Pull out all lines from the listing below in which the word "looking" appears.

┌──

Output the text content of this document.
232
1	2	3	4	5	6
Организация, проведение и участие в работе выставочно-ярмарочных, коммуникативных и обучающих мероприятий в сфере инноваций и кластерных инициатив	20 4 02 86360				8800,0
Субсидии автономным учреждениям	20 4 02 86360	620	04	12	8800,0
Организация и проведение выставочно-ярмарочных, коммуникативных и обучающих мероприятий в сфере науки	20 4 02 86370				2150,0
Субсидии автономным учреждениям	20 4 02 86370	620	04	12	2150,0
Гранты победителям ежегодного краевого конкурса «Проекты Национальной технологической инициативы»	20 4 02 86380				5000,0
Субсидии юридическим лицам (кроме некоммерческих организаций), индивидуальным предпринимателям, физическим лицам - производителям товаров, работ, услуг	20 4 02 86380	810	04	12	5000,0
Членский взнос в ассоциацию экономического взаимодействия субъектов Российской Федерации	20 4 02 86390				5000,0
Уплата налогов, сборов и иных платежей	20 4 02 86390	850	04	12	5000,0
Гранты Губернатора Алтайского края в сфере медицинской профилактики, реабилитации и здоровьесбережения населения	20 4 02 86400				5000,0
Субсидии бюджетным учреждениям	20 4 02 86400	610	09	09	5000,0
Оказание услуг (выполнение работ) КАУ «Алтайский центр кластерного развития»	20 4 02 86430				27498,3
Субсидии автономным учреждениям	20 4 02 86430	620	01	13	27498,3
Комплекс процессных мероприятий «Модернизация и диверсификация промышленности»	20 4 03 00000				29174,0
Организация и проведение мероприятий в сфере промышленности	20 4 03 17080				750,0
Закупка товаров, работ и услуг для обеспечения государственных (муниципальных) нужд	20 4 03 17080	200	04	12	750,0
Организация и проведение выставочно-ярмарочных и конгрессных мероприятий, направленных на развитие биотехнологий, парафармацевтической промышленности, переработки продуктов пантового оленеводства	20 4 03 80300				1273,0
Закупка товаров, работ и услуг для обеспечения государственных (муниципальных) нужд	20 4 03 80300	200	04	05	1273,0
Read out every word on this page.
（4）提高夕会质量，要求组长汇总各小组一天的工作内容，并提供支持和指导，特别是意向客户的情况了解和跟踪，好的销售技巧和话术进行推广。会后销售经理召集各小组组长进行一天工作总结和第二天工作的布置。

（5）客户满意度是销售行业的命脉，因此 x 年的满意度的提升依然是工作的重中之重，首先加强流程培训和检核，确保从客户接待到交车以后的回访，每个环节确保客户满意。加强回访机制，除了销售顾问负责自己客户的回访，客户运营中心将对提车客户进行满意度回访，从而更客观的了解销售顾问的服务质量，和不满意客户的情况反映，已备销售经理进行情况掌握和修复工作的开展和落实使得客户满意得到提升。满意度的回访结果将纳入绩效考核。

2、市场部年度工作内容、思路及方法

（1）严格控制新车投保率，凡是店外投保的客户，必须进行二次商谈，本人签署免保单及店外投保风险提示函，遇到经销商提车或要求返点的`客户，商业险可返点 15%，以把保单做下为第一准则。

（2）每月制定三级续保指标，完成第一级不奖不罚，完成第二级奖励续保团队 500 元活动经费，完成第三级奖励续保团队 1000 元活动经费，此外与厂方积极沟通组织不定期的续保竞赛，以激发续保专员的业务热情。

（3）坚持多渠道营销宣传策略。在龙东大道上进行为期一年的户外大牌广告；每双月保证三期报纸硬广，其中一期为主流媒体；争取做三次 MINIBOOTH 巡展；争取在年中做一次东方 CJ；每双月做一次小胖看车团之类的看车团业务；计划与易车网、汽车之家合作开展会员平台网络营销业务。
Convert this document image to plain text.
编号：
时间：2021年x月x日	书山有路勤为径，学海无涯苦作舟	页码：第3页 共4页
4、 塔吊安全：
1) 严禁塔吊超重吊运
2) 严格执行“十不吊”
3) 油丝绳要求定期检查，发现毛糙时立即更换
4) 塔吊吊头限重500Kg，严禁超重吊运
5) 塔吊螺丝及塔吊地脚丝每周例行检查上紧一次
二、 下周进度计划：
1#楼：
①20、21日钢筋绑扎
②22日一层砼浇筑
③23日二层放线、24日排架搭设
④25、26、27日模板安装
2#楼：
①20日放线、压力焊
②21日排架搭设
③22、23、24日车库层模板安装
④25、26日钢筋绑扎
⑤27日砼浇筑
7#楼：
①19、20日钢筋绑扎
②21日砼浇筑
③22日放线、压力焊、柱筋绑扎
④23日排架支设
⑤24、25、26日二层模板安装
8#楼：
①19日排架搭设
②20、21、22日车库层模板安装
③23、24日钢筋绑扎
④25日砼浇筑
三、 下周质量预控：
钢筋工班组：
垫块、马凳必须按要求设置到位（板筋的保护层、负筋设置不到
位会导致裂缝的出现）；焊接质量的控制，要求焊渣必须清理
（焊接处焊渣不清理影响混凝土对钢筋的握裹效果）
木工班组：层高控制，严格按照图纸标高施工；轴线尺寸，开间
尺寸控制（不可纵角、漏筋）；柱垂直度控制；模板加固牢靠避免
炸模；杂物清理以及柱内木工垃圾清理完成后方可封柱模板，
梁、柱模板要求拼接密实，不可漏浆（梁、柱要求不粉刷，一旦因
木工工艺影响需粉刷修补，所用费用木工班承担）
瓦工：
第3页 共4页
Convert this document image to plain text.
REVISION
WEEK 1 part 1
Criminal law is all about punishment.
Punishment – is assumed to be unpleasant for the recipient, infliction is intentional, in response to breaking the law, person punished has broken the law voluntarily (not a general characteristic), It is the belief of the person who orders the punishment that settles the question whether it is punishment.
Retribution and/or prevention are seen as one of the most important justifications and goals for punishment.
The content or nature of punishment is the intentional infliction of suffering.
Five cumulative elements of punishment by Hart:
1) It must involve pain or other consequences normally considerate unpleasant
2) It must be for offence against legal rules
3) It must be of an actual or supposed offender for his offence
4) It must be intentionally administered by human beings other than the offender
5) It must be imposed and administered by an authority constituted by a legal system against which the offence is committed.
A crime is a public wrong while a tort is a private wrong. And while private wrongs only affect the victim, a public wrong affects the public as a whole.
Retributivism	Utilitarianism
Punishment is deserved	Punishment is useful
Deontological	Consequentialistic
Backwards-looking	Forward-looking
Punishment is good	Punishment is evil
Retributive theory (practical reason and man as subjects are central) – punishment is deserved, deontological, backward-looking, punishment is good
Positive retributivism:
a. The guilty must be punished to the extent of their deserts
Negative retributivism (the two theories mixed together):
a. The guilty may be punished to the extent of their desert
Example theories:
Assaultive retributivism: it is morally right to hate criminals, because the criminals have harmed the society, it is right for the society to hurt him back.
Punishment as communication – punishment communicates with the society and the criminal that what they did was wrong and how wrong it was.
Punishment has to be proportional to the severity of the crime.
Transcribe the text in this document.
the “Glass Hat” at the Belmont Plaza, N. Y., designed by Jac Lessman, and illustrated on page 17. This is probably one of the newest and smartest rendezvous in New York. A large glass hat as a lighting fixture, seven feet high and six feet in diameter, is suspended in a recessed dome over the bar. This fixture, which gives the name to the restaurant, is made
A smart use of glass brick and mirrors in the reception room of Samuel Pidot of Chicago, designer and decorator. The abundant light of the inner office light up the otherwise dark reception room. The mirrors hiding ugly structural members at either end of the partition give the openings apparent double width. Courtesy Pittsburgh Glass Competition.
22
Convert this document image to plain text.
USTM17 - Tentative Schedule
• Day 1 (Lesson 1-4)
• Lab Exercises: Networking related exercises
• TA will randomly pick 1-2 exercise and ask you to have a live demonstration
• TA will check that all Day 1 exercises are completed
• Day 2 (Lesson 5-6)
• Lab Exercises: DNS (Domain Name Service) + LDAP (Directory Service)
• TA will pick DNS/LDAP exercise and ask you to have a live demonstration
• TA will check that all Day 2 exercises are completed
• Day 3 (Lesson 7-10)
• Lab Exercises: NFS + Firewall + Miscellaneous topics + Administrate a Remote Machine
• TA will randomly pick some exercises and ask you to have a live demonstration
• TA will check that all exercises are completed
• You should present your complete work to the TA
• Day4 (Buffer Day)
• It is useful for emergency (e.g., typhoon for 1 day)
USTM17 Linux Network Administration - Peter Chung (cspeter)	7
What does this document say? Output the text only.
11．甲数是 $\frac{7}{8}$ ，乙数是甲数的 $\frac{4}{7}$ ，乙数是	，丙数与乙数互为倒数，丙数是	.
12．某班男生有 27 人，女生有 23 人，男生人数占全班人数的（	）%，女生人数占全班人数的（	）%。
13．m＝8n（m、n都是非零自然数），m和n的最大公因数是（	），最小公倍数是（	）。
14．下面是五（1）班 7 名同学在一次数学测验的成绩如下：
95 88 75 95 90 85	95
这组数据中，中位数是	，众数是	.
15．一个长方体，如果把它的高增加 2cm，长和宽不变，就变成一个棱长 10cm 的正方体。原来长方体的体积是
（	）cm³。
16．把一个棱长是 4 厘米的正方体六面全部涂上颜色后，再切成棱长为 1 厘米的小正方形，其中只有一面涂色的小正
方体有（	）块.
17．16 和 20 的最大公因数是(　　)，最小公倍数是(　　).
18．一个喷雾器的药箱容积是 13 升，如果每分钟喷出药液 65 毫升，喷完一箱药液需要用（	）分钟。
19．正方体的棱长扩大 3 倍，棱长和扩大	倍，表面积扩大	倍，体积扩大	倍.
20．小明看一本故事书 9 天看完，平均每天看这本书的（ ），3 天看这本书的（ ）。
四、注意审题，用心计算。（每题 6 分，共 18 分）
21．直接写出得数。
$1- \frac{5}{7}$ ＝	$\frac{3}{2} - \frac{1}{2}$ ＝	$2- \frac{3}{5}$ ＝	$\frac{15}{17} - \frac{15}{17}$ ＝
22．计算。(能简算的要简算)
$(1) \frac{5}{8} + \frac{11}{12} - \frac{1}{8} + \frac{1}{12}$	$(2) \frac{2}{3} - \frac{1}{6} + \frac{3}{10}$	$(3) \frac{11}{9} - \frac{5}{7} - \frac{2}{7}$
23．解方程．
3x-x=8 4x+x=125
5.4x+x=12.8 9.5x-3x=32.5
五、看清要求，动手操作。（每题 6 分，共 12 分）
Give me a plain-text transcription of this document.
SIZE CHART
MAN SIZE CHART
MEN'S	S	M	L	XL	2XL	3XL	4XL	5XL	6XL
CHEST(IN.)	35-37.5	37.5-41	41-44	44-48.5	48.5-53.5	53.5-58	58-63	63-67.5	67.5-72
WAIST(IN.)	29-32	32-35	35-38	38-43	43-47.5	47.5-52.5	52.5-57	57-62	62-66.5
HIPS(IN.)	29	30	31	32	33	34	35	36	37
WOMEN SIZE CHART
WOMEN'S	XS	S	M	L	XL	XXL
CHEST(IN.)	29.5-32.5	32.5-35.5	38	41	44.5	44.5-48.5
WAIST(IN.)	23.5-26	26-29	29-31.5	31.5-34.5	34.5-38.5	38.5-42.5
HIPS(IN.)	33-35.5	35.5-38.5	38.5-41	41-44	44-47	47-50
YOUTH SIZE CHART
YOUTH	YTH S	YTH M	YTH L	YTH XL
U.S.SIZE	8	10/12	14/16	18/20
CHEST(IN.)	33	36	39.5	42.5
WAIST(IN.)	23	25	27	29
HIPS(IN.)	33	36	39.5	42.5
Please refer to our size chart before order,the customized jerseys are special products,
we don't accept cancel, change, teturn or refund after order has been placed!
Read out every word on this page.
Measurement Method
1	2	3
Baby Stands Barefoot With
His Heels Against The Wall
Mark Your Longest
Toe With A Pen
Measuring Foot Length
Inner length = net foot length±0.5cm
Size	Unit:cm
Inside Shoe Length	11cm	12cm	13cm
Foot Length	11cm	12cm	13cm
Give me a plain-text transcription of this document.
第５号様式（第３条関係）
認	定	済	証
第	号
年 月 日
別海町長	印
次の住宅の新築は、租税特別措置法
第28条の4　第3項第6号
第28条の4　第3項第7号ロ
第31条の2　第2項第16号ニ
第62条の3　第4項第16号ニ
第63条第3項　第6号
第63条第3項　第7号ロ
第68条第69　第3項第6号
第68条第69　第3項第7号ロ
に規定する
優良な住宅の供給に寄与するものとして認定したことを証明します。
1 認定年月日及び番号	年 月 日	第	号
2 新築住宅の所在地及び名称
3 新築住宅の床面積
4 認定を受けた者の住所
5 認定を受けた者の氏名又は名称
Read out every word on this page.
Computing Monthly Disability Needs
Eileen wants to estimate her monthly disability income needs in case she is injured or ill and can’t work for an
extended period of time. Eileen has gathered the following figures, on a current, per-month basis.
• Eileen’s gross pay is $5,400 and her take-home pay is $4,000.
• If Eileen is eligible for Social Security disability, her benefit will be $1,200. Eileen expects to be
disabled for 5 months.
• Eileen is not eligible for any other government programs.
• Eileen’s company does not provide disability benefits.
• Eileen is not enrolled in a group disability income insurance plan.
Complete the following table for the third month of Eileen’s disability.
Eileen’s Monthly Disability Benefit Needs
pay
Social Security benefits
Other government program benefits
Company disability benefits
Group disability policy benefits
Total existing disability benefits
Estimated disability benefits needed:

└──

- _Output_:
Backwards-looking	Forward-looking
Retributive theory (practical reason and man as subjects are central) – punishment is deserved, deontological, backward-looking, punishment is good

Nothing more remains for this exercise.